THE TASK: Output a single figure: the number of lines in which the word "regard" appears.

>> START DATA ROWS

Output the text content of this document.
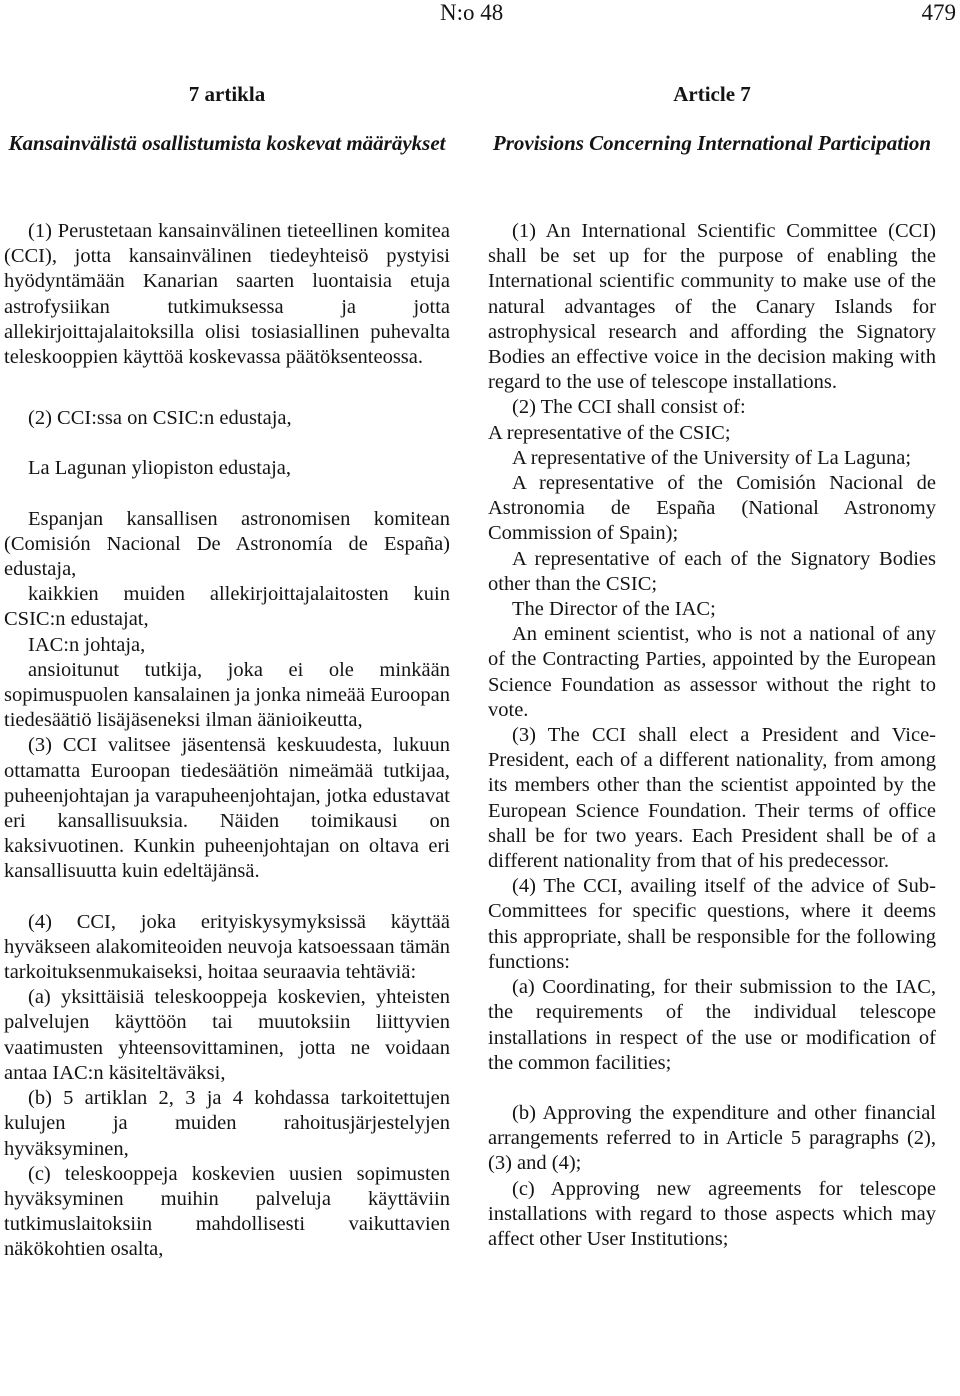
N:o 48	479
7 artikla
Kansainvälistä osallistumista koskevat määräykset

(1) Perustetaan kansainvälinen tieteellinen komitea (CCI), jotta kansainvälinen tiedeyhteisö pystyisi hyödyntämään Kanarian saarten luontaisia etuja astrofysiikan tutkimuksessa ja jotta allekirjoittajalaitoksilla olisi tosiasiallinen puhevalta teleskooppien käyttöä koskevassa päätöksenteossa.

(2) CCI:ssa on CSIC:n edustaja,

La Lagunan yliopiston edustaja,

Espanjan kansallisen astronomisen komitean (Comisión Nacional De Astronomía de España) edustaja,

kaikkien muiden allekirjoittajalaitosten kuin CSIC:n edustajat,

IAC:n johtaja,

ansioitunut tutkija, joka ei ole minkään sopimuspuolen kansalainen ja jonka nimeää Euroopan tiedesäätiö lisäjäseneksi ilman äänioikeutta,

(3) CCI valitsee jäsentensä keskuudesta, lukuun ottamatta Euroopan tiedesäätiön nimeämää tutkijaa, puheenjohtajan ja varapuheenjohtajan, jotka edustavat eri kansallisuuksia. Näiden toimikausi on kaksivuotinen. Kunkin puheenjohtajan on oltava eri kansallisuutta kuin edeltäjänsä.

(4) CCI, joka erityiskysymyksissä käyttää hyväkseen alakomiteoiden neuvoja katsoessaan tämän tarkoituksenmukaiseksi, hoitaa seuraavia tehtäviä:

(a) yksittäisiä teleskooppeja koskevien, yhteisten palvelujen käyttöön tai muutoksiin liittyvien vaatimusten yhteensovittaminen, jotta ne voidaan antaa IAC:n käsiteltäväksi,

(b) 5 artiklan 2, 3 ja 4 kohdassa tarkoitettujen kulujen ja muiden rahoitusjärjestelyjen hyväksyminen,

(c) teleskooppeja koskevien uusien sopimusten hyväksyminen muihin palveluja käyttäviin tutkimuslaitoksiin mahdollisesti vaikuttavien näkökohtien osalta,

Article 7
Provisions Concerning International Participation

(1) An International Scientific Committee (CCI) shall be set up for the purpose of enabling the International scientific community to make use of the natural advantages of the Canary Islands for astrophysical research and affording the Signatory Bodies an effective voice in the decision making with regard to the use of telescope installations.

(2) The CCI shall consist of:

A representative of the CSIC;

A representative of the University of La Laguna;

A representative of the Comisión Nacional de Astronomia de España (National Astronomy Commission of Spain);

A representative of each of the Signatory Bodies other than the CSIC;

The Director of the IAC;

An eminent scientist, who is not a national of any of the Contracting Parties, appointed by the European Science Foundation as assessor without the right to vote.

(3) The CCI shall elect a President and Vice-President, each of a different nationality, from among its members other than the scientist appointed by the European Science Foundation. Their terms of office shall be for two years. Each President shall be of a different nationality from that of his predecessor.

(4) The CCI, availing itself of the advice of Sub-Committees for specific questions, where it deems this appropriate, shall be responsible for the following functions:

(a) Coordinating, for their submission to the IAC, the requirements of the individual telescope installations in respect of the use or modification of the common facilities;

(b) Approving the expenditure and other financial arrangements referred to in Article 5 paragraphs (2), (3) and (4);

(c) Approving new agreements for telescope installations with regard to those aspects which may affect other User Institutions;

>> END DATA ROWS

OUTPUT FOR THIS TASK: 2